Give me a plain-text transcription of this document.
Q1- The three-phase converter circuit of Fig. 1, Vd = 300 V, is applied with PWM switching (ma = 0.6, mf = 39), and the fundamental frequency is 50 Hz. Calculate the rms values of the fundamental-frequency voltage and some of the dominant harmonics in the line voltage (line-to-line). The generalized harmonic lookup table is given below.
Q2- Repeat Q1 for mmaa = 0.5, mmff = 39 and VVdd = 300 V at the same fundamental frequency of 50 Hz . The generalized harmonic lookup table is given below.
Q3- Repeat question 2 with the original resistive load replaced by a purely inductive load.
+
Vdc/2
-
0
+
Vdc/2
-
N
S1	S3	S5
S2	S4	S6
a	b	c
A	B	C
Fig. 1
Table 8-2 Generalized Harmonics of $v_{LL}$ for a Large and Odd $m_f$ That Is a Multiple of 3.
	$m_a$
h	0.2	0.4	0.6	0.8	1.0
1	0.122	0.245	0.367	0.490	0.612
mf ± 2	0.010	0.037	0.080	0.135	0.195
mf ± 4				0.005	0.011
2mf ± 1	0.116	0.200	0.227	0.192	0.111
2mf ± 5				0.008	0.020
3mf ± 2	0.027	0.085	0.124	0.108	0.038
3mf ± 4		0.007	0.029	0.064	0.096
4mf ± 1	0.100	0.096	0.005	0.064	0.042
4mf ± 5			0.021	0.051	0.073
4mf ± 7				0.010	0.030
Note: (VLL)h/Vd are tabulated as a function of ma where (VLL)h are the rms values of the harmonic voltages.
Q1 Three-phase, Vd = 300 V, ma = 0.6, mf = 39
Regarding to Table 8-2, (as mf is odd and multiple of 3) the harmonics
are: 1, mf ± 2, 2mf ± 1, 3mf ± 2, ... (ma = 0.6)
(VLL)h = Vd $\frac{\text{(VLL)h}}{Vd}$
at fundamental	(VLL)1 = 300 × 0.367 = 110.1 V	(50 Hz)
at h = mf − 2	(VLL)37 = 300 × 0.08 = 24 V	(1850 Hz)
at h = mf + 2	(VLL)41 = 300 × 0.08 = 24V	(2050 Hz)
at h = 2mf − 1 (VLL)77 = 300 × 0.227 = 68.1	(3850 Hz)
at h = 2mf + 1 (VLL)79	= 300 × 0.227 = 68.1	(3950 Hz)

==============================

▸ **Exercise objective**: Reproduce each line of the material above precisely.

▸ **The completed task**:
Give me a plain-text transcription of this document.
Q1- The three-phase converter circuit of Fig. 1, Vd = 300 V, is applied with PWM switching (ma = 0.6, mf = 39), and the fundamental frequency is 50 Hz. Calculate the rms values of the fundamental-frequency voltage and some of the dominant harmonics in the line voltage (line-to-line). The generalized harmonic lookup table is given below.
Q2- Repeat Q1 for mmaa = 0.5, mmff = 39 and VVdd = 300 V at the same fundamental frequency of 50 Hz . The generalized harmonic lookup table is given below.
Q3- Repeat question 2 with the original resistive load replaced by a purely inductive load.
+
Vdc/2
-
0
+
Vdc/2
-
N
S1	S3	S5
S2	S4	S6
a	b	c
A	B	C
Fig. 1
Table 8-2 Generalized Harmonics of $v_{LL}$ for a Large and Odd $m_f$ That Is a Multiple of 3.
	$m_a$
h	0.2	0.4	0.6	0.8	1.0
1	0.122	0.245	0.367	0.490	0.612
mf ± 2	0.010	0.037	0.080	0.135	0.195
mf ± 4				0.005	0.011
2mf ± 1	0.116	0.200	0.227	0.192	0.111
2mf ± 5				0.008	0.020
3mf ± 2	0.027	0.085	0.124	0.108	0.038
3mf ± 4		0.007	0.029	0.064	0.096
4mf ± 1	0.100	0.096	0.005	0.064	0.042
4mf ± 5			0.021	0.051	0.073
4mf ± 7				0.010	0.030
Note: (VLL)h/Vd are tabulated as a function of ma where (VLL)h are the rms values of the harmonic voltages.
Q1 Three-phase, Vd = 300 V, ma = 0.6, mf = 39
Regarding to Table 8-2, (as mf is odd and multiple of 3) the harmonics
are: 1, mf ± 2, 2mf ± 1, 3mf ± 2, ... (ma = 0.6)
(VLL)h = Vd $\frac{\text{(VLL)h}}{Vd}$
at fundamental	(VLL)1 = 300 × 0.367 = 110.1 V	(50 Hz)
at h = mf − 2	(VLL)37 = 300 × 0.08 = 24 V	(1850 Hz)
at h = mf + 2	(VLL)41 = 300 × 0.08 = 24V	(2050 Hz)
at h = 2mf − 1 (VLL)77 = 300 × 0.227 = 68.1	(3850 Hz)
at h = 2mf + 1 (VLL)79	= 300 × 0.227 = 68.1	(3950 Hz)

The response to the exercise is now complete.